## begin

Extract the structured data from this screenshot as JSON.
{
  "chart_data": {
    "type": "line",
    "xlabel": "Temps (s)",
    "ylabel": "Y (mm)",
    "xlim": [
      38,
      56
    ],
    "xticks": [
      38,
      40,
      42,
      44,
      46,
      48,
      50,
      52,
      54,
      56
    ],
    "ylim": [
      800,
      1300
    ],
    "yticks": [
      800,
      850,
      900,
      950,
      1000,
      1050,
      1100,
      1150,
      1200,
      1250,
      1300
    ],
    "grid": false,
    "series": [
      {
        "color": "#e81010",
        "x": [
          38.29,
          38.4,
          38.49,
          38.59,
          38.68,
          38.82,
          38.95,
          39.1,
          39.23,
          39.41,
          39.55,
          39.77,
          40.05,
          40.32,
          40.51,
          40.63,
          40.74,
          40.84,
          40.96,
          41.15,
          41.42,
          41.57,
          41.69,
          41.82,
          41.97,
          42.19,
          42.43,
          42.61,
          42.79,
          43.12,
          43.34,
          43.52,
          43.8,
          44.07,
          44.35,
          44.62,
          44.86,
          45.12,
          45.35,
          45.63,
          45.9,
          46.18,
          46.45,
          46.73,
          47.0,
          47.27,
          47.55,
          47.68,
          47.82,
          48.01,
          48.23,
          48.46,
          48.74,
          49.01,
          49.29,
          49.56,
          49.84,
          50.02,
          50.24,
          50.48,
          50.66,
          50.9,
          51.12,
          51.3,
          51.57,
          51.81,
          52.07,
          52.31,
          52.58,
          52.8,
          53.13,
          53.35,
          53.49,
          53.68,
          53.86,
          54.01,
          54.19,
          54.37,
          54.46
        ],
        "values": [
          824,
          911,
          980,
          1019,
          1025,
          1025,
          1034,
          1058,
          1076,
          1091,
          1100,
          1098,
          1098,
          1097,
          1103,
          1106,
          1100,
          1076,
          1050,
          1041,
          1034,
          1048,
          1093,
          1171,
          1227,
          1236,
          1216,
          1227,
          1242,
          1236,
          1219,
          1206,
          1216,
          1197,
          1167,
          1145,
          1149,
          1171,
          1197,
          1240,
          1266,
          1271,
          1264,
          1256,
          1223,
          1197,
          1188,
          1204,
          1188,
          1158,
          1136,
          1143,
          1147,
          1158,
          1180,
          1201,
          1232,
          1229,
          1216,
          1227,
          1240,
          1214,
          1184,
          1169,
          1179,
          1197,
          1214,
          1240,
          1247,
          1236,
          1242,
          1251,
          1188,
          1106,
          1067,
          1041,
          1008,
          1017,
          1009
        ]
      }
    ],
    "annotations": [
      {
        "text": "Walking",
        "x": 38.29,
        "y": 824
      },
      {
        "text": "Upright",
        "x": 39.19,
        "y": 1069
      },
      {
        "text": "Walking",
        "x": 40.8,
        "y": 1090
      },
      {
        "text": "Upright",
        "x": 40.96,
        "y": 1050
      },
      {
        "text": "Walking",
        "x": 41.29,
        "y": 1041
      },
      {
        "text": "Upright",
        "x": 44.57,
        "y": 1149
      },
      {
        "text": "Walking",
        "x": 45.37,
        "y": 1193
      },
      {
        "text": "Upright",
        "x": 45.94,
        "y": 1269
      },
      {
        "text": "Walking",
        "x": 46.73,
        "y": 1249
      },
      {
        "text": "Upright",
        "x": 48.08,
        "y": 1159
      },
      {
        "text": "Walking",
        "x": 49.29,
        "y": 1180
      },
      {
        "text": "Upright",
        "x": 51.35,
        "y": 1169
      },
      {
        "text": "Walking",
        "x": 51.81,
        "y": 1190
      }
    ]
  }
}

## end

WHAT TO WORK ON –
Reproduce each record exactly as it appears.

WRITTEN RESPONSE –
Extract the structured data from this screenshot as JSON.
{
  "chart_data": {
    "type": "line",
    "xlabel": "Temps (s)",
    "ylabel": "Y (mm)",
    "xlim": [
      38,
      56
    ],
    "xticks": [
      38,
      40,
      42,
      44,
      46,
      48,
      50,
      52,
      54,
      56
    ],
    "ylim": [
      800,
      1300
    ],
    "yticks": [
      800,
      850,
      900,
      950,
      1000,
      1050,
      1100,
      1150,
      1200,
      1250,
      1300
    ],
    "grid": false,
    "series": [
      {
        "color": "#e81010",
        "x": [
          38.29,
          38.4,
          38.49,
          38.59,
          38.68,
          38.82,
          38.95,
          39.1,
          39.23,
          39.41,
          39.55,
          39.77,
          40.05,
          40.32,
          40.51,
          40.63,
          40.74,
          40.84,
          40.96,
          41.15,
          41.42,
          41.57,
          41.69,
          41.82,
          41.97,
          42.19,
          42.43,
          42.61,
          42.79,
          43.12,
          43.34,
          43.52,
          43.8,
          44.07,
          44.35,
          44.62,
          44.86,
          45.12,
          45.35,
          45.63,
          45.9,
          46.18,
          46.45,
          46.73,
          47.0,
          47.27,
          47.55,
          47.68,
          47.82,
          48.01,
          48.23,
          48.46,
          48.74,
          49.01,
          49.29,
          49.56,
          49.84,
          50.02,
          50.24,
          50.48,
          50.66,
          50.9,
          51.12,
          51.3,
          51.57,
          51.81,
          52.07,
          52.31,
          52.58,
          52.8,
          53.13,
          53.35,
          53.49,
          53.68,
          53.86,
          54.01,
          54.19,
          54.37,
          54.46
        ],
        "values": [
          824,
          911,
          980,
          1019,
          1025,
          1025,
          1034,
          1058,
          1076,
          1091,
          1100,
          1098,
          1098,
          1097,
          1103,
          1106,
          1100,
          1076,
          1050,
          1041,
          1034,
          1048,
          1093,
          1171,
          1227,
          1236,
          1216,
          1227,
          1242,
          1236,
          1219,
          1206,
          1216,
          1197,
          1167,
          1145,
          1149,
          1171,
          1197,
          1240,
          1266,
          1271,
          1264,
          1256,
          1223,
          1197,
          1188,
          1204,
          1188,
          1158,
          1136,
          1143,
          1147,
          1158,
          1180,
          1201,
          1232,
          1229,
          1216,
          1227,
          1240,
          1214,
          1184,
          1169,
          1179,
          1197,
          1214,
          1240,
          1247,
          1236,
          1242,
          1251,
          1188,
          1106,
          1067,
          1041,
          1008,
          1017,
          1009
        ]
      }
    ],
    "annotations": [
      {
        "text": "Walking",
        "x": 38.29,
        "y": 824
      },
      {
        "text": "Upright",
        "x": 39.19,
        "y": 1069
      },
      {
        "text": "Walking",
        "x": 40.8,
        "y": 1090
      },
      {
        "text": "Upright",
        "x": 40.96,
        "y": 1050
      },
      {
        "text": "Walking",
        "x": 41.29,
        "y": 1041
      },
      {
        "text": "Upright",
        "x": 44.57,
        "y": 1149
      },
      {
        "text": "Walking",
        "x": 45.37,
        "y": 1193
      },
      {
        "text": "Upright",
        "x": 45.94,
        "y": 1269
      },
      {
        "text": "Walking",
        "x": 46.73,
        "y": 1249
      },
      {
        "text": "Upright",
        "x": 48.08,
        "y": 1159
      },
      {
        "text": "Walking",
        "x": 49.29,
        "y": 1180
      },
      {
        "text": "Upright",
        "x": 51.35,
        "y": 1169
      },
      {
        "text": "Walking",
        "x": 51.81,
        "y": 1190
      }
    ]
  }
}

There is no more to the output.